### Aim
Find and copy each line of the records where the string "document" shows up.

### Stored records
[BEGIN]
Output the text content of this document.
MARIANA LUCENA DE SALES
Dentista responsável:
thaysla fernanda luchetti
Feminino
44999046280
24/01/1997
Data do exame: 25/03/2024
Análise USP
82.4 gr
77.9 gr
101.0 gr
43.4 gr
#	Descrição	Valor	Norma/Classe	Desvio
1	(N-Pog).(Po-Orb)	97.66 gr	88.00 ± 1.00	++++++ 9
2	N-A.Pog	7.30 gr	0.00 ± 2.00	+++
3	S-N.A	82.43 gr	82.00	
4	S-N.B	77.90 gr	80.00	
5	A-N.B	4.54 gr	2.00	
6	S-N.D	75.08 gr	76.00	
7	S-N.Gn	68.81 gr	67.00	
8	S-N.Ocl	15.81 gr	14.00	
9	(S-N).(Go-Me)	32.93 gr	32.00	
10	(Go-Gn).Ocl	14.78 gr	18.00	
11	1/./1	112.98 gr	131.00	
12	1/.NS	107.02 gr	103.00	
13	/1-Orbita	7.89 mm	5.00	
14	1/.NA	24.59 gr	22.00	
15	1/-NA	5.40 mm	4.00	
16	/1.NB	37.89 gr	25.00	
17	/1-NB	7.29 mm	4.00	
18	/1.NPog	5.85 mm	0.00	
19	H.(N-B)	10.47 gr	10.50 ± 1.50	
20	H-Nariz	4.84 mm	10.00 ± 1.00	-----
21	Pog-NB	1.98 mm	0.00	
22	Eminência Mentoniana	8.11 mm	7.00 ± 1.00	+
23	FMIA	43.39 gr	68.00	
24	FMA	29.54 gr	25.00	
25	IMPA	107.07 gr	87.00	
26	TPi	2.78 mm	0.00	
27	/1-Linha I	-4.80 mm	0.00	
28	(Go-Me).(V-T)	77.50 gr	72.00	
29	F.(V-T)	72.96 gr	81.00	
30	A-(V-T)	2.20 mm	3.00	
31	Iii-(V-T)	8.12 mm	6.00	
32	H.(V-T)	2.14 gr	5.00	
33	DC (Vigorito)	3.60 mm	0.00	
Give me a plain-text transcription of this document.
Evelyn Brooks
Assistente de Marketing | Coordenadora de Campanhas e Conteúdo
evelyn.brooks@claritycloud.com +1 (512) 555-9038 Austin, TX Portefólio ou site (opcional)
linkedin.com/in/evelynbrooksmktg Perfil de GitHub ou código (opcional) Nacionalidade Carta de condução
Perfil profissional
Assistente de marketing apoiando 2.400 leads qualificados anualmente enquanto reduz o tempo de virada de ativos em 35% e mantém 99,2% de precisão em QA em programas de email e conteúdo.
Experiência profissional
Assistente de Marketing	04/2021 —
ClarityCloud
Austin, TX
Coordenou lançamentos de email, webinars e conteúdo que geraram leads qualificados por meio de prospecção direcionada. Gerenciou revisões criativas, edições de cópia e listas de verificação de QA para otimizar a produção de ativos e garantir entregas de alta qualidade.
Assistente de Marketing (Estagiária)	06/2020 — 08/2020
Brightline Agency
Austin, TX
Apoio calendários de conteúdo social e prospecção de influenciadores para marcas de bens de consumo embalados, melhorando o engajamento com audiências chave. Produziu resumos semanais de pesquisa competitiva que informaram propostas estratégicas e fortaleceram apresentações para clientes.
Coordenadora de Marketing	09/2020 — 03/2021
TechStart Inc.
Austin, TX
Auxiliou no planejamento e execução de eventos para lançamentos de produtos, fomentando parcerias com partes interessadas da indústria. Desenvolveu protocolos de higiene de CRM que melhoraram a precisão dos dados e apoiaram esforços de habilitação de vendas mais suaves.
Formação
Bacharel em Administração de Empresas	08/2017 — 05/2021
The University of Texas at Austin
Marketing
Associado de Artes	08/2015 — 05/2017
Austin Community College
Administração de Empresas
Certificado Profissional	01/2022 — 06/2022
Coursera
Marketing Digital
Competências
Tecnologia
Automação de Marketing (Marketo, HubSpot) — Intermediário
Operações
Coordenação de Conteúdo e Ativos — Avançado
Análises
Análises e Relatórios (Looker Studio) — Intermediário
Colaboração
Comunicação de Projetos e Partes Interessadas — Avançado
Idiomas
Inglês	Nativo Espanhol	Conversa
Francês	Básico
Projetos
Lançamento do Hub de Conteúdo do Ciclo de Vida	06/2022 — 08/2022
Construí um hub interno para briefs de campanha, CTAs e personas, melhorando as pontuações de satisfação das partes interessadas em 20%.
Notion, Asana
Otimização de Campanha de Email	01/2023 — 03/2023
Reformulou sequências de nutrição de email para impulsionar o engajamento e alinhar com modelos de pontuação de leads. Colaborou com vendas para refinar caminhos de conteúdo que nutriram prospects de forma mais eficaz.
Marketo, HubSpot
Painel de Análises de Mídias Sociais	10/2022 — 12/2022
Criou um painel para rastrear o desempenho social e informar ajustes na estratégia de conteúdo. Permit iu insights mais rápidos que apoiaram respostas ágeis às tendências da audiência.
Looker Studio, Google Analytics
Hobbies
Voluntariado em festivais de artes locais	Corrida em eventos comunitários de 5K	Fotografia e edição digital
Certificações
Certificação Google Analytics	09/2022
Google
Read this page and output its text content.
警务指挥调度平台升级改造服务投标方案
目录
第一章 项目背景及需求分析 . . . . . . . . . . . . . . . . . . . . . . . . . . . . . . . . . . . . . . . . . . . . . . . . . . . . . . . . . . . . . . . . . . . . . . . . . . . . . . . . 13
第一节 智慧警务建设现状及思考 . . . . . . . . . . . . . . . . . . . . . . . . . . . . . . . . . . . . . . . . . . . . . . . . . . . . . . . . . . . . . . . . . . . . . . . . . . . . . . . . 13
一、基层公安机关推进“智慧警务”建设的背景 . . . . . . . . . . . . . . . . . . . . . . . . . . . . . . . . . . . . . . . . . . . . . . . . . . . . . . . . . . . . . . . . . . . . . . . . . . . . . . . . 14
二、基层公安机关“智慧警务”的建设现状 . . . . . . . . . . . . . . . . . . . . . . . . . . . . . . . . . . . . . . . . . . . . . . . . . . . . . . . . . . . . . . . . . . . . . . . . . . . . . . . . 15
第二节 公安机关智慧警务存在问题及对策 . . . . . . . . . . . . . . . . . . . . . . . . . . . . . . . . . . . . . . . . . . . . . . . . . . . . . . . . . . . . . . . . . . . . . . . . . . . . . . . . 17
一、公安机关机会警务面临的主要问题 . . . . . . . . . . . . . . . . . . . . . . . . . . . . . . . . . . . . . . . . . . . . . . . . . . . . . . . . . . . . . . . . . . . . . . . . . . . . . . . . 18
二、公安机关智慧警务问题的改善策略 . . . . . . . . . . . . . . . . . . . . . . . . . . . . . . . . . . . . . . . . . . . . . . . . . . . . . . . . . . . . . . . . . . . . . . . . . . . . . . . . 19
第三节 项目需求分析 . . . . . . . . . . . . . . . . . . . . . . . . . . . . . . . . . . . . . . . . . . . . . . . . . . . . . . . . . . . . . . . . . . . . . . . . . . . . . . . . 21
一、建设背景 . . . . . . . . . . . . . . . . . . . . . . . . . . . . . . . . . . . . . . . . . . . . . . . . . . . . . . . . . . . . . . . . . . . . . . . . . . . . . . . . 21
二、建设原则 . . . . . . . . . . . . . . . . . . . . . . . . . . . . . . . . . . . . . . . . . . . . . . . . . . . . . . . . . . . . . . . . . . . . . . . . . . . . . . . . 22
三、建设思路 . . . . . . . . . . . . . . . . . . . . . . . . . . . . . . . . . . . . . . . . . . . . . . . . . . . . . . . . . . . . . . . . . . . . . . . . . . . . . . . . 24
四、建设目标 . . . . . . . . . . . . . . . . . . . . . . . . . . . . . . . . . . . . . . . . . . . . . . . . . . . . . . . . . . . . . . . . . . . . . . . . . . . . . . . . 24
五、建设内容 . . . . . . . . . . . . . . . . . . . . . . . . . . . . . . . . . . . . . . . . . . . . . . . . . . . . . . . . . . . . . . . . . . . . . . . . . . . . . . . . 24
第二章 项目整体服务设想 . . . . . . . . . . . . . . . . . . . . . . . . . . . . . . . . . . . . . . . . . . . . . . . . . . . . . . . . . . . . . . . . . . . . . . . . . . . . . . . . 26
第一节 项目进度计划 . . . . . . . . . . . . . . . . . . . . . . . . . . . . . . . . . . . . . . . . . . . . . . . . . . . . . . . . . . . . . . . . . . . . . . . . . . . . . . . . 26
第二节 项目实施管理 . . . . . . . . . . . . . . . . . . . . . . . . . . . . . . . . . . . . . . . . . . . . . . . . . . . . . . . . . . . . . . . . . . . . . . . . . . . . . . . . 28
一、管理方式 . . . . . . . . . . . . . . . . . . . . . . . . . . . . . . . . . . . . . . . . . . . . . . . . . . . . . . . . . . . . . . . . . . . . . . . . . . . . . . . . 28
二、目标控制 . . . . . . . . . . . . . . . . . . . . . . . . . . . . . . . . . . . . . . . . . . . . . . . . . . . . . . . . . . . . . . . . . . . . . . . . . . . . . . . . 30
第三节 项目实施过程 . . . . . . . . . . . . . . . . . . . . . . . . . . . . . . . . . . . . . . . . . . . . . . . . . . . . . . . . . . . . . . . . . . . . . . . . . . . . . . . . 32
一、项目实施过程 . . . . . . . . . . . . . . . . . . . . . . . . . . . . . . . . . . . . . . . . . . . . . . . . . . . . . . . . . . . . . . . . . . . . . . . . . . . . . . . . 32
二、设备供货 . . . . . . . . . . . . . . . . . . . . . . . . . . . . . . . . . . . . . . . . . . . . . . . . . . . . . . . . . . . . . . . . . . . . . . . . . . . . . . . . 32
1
[END]
### Reply
Output the text content of this document.
Give me a plain-text transcription of this document.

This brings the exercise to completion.